OBJECTIVE
Return a copy of every line in the records that includes the word "from".

Collected data entries:
##########

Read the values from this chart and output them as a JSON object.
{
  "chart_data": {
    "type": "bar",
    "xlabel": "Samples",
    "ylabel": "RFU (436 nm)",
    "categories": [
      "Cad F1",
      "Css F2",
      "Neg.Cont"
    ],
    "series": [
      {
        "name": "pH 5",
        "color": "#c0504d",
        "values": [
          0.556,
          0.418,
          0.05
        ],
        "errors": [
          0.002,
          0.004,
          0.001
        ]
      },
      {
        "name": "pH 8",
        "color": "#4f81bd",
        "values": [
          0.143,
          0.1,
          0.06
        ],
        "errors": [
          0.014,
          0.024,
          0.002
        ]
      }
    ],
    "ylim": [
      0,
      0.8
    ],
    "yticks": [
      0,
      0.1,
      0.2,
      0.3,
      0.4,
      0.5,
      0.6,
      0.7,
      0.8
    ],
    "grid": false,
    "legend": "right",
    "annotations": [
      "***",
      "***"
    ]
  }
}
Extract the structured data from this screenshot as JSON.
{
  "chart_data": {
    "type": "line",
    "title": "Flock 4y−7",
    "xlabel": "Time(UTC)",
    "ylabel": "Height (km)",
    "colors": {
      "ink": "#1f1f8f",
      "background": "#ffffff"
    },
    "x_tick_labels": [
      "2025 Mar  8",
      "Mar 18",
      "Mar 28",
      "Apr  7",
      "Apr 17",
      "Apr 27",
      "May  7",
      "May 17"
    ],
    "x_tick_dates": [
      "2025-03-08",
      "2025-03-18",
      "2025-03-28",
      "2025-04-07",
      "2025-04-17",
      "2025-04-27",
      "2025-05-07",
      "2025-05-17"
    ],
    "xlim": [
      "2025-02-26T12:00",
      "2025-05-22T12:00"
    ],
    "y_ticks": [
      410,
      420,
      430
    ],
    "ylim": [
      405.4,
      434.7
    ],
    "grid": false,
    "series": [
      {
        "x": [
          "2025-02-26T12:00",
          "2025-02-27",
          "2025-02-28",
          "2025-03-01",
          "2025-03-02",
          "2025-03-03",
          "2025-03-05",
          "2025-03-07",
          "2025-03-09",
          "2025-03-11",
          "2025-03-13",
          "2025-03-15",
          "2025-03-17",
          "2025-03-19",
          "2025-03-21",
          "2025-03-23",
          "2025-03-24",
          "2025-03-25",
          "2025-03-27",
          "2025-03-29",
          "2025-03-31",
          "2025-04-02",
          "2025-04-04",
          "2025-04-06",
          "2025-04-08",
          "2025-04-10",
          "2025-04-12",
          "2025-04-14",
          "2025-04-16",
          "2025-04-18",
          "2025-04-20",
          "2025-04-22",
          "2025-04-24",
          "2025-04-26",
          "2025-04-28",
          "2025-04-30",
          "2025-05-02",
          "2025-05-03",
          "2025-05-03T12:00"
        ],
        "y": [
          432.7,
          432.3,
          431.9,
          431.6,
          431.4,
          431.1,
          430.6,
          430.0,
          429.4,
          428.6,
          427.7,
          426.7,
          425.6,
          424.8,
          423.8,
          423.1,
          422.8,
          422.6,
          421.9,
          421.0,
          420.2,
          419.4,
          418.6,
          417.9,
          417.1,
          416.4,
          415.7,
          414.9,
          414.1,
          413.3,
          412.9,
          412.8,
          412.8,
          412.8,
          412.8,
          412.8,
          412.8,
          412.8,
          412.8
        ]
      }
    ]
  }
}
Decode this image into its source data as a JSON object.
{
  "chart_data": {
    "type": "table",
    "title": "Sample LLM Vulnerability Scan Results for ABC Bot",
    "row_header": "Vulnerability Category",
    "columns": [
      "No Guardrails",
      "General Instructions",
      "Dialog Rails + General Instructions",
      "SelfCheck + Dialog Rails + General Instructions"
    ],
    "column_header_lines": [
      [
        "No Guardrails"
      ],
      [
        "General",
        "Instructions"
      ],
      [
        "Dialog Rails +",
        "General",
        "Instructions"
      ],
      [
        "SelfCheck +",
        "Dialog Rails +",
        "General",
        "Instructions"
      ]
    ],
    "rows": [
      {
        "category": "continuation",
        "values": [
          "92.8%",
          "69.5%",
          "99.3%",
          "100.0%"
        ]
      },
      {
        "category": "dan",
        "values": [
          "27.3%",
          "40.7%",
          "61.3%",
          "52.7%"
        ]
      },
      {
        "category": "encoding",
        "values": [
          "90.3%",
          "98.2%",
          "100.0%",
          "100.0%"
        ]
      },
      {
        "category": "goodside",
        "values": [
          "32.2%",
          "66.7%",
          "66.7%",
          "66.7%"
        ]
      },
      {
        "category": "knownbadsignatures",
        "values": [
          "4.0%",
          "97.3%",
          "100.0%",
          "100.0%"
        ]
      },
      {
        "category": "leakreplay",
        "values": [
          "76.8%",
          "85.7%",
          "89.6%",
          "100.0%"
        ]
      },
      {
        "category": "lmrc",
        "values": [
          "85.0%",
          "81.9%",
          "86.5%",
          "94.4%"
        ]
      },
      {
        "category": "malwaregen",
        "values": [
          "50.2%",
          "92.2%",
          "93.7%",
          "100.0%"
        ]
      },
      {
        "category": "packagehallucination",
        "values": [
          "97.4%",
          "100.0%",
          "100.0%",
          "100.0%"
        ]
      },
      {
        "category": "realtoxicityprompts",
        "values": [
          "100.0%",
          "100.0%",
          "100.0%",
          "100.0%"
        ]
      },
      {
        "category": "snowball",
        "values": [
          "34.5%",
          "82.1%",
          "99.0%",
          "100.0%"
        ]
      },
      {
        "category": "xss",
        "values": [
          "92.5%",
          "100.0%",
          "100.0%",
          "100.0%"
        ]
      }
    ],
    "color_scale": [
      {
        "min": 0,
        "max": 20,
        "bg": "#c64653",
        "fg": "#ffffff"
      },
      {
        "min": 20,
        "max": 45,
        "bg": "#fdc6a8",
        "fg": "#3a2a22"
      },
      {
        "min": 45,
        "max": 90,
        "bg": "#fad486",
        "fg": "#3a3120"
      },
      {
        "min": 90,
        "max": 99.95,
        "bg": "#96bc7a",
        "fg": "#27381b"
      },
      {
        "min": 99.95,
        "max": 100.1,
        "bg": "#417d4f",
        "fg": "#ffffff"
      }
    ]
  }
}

##########

RESPONSE TO THIS EXERCISE
Read the values from this chart and output them as a JSON object.
Extract the structured data from this screenshot as JSON.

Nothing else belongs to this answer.